> [Exercise]: Gather each line of the records where "dihydrouracil" appears.

> [Provided entries]:
----------

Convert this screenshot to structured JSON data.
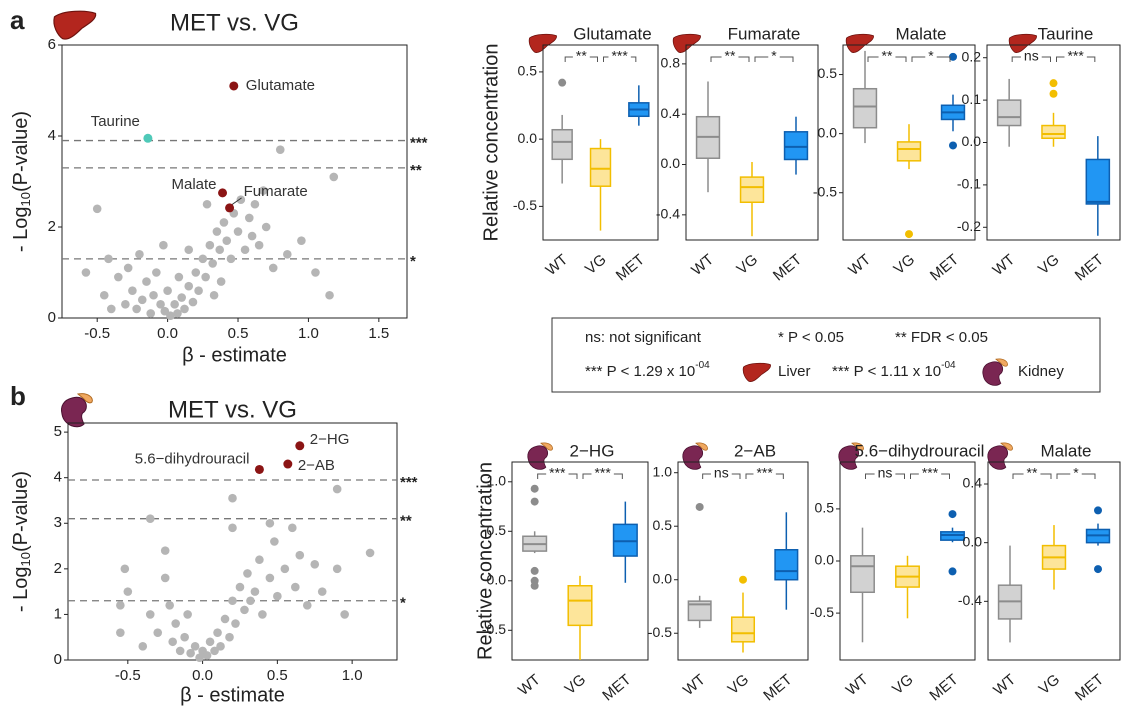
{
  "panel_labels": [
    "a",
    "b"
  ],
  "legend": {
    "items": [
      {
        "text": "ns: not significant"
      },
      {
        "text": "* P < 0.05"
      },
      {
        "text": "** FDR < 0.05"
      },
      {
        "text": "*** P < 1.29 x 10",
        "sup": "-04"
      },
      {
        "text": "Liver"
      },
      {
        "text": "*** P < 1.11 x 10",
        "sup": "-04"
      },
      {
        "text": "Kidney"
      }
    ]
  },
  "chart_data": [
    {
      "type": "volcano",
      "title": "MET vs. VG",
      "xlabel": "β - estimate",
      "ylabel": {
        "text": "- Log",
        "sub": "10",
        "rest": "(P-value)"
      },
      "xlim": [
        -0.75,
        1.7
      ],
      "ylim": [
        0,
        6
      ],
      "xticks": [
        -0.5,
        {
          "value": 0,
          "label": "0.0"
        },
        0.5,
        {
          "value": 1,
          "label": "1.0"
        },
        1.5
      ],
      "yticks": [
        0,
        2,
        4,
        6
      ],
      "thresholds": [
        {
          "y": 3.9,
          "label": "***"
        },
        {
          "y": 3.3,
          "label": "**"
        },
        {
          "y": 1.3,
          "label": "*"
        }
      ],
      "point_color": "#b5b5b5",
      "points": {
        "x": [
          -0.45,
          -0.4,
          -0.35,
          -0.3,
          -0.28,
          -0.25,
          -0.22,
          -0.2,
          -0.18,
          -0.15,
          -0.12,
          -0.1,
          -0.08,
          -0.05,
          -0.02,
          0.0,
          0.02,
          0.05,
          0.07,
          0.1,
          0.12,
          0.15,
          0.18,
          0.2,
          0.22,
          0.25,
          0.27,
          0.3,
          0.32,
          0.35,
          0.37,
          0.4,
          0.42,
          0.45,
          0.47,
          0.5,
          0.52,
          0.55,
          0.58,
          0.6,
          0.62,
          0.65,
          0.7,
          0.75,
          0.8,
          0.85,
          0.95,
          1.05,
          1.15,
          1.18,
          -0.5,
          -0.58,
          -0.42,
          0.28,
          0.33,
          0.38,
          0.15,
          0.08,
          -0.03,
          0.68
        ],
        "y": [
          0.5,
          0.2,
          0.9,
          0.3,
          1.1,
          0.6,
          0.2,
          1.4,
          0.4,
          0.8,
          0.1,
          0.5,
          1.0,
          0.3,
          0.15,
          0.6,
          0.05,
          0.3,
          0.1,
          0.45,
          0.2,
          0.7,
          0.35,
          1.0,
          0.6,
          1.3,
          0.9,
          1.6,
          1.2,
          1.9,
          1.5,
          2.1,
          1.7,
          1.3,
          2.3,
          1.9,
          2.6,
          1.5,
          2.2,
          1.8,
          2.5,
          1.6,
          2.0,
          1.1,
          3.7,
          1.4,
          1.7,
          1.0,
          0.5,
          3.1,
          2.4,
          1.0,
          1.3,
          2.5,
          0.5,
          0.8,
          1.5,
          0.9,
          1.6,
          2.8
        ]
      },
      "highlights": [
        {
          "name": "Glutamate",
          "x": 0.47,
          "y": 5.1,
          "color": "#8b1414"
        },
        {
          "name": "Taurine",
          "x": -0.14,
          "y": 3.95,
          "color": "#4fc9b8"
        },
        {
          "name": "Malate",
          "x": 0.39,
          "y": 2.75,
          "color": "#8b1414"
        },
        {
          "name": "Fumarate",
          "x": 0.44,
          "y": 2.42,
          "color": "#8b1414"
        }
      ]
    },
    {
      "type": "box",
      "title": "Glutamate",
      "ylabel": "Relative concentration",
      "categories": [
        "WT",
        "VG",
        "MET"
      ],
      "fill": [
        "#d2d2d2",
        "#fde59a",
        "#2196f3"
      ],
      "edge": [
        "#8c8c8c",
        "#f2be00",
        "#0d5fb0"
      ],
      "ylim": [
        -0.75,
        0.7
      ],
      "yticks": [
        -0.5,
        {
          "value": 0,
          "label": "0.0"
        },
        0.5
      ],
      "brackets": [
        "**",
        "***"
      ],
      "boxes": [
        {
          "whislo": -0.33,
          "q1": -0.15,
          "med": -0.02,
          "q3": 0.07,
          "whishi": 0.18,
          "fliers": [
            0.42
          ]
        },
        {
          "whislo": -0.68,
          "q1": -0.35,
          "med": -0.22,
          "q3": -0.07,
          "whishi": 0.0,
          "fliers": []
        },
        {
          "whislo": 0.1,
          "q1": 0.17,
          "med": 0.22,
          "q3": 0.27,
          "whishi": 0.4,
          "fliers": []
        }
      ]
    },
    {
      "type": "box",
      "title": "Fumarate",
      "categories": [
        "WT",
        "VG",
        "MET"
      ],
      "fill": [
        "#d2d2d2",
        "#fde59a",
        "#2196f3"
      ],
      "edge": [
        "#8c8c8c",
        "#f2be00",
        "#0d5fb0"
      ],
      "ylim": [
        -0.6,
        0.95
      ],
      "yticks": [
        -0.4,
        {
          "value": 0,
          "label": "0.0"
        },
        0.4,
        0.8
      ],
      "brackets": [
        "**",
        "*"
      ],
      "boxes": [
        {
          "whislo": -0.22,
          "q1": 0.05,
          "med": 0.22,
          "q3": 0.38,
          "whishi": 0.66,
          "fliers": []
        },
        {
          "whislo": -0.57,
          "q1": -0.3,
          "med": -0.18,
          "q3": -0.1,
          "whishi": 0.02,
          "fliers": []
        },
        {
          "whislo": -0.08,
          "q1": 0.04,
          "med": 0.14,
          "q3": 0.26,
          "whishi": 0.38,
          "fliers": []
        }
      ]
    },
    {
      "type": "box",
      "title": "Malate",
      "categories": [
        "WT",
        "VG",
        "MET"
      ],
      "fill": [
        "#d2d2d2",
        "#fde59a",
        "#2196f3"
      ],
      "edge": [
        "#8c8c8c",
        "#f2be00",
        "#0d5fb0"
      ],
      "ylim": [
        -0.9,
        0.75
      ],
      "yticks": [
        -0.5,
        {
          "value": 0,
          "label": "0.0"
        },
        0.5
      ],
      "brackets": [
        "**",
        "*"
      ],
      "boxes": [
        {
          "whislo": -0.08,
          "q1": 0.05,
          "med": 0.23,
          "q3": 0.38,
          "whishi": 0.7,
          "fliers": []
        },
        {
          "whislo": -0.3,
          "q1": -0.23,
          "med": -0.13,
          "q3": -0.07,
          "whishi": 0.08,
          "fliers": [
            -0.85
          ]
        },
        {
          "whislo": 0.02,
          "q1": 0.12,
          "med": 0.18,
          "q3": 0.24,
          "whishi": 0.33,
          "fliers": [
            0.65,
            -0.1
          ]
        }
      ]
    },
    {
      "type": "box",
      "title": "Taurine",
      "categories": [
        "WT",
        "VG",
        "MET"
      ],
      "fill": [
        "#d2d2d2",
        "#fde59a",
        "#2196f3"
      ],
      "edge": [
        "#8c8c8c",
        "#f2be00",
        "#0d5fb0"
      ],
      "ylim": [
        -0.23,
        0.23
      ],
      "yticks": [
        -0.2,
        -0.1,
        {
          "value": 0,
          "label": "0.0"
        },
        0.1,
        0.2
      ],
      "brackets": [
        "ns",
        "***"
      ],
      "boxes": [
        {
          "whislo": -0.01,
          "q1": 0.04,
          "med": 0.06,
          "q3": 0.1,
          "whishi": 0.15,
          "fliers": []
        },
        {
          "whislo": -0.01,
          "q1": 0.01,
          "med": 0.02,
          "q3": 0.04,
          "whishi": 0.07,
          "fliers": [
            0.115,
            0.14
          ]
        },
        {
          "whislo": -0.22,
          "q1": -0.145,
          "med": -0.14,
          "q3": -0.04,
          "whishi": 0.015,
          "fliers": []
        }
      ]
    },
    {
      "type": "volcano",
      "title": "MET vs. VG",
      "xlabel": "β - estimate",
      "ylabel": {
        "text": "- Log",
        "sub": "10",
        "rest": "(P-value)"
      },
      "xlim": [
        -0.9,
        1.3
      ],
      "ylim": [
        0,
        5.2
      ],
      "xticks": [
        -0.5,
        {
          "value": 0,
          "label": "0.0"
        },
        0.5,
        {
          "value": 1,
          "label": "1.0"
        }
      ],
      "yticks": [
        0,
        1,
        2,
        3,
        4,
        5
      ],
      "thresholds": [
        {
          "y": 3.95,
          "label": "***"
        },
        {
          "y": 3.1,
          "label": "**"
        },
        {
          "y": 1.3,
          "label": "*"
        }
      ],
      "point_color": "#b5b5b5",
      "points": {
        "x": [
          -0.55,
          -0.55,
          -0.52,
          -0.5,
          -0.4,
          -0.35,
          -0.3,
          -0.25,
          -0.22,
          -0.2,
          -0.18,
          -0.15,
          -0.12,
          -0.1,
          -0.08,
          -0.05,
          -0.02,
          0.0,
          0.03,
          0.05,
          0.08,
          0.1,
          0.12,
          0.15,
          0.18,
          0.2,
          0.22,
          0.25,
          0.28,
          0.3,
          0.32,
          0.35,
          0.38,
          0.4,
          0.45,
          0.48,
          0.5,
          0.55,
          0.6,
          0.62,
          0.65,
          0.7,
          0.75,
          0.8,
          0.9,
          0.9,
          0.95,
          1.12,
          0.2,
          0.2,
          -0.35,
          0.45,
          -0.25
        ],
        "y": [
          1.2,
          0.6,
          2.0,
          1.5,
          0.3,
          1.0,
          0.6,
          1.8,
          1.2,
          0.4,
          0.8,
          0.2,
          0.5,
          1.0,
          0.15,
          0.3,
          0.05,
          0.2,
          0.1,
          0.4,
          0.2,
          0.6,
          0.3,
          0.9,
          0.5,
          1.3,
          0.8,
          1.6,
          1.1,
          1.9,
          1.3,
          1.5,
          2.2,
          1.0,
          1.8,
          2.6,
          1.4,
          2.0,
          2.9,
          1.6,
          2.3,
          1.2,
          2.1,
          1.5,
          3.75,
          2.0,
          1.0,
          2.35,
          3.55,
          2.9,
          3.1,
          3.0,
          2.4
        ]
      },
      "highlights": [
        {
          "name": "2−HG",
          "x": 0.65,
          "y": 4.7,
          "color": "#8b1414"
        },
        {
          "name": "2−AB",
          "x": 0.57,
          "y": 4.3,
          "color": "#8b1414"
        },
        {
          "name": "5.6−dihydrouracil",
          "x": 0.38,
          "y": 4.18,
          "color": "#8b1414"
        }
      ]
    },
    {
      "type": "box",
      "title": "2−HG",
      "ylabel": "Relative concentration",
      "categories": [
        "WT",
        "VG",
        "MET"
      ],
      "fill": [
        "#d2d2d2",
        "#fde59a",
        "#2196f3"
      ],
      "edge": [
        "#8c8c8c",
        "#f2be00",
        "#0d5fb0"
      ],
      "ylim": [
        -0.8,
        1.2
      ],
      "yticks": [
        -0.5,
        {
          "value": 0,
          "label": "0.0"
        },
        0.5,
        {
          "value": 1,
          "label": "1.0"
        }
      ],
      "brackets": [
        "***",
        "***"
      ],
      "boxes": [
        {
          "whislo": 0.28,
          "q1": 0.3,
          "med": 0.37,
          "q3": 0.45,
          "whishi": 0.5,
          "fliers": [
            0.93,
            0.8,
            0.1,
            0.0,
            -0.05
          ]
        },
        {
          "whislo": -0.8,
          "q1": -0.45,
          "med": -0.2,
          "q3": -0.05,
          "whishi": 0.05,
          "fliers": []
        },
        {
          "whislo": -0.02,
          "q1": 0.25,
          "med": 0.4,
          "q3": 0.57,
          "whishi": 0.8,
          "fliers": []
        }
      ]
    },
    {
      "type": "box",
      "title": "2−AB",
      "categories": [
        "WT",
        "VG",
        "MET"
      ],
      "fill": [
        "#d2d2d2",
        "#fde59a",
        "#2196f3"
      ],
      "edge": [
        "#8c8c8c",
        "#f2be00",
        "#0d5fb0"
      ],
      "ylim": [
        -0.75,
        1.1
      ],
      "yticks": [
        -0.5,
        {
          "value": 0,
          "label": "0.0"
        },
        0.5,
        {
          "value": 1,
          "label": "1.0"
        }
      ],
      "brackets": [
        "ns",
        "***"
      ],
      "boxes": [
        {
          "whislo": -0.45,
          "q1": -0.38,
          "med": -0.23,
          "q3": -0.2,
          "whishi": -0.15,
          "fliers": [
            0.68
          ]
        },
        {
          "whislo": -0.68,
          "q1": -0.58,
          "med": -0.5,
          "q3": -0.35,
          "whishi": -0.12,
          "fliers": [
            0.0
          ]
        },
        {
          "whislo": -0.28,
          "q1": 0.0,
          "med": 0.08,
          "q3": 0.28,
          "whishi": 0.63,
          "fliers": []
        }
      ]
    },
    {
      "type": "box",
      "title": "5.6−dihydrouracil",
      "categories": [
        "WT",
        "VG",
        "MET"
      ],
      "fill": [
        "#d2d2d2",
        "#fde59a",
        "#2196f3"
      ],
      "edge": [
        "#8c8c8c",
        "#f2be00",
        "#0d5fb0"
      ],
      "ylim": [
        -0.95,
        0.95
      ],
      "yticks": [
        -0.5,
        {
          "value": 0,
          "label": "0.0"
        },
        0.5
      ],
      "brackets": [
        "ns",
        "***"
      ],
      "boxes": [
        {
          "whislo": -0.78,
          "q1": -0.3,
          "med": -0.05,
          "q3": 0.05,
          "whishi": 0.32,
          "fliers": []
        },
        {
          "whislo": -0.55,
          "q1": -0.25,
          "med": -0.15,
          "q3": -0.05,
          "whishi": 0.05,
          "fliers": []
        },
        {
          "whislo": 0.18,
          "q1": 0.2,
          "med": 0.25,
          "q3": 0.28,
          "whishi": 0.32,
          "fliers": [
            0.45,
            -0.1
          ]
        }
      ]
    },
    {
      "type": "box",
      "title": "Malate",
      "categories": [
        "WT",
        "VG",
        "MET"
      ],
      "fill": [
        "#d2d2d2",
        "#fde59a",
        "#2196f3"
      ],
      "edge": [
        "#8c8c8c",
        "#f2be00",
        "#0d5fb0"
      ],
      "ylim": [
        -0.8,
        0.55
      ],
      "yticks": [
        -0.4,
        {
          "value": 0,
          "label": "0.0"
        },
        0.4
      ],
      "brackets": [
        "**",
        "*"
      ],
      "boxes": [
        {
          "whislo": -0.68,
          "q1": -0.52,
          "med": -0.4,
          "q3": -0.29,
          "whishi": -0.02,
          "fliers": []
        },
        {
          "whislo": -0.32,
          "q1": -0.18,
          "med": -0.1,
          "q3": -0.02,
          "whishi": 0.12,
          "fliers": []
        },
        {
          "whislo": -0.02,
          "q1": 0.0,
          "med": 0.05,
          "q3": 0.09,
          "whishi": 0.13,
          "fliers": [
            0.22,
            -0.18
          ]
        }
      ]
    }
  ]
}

----------

> [Result of the exercise]:
          "name": "5.6−dihydrouracil",
      "title": "5.6−dihydrouracil",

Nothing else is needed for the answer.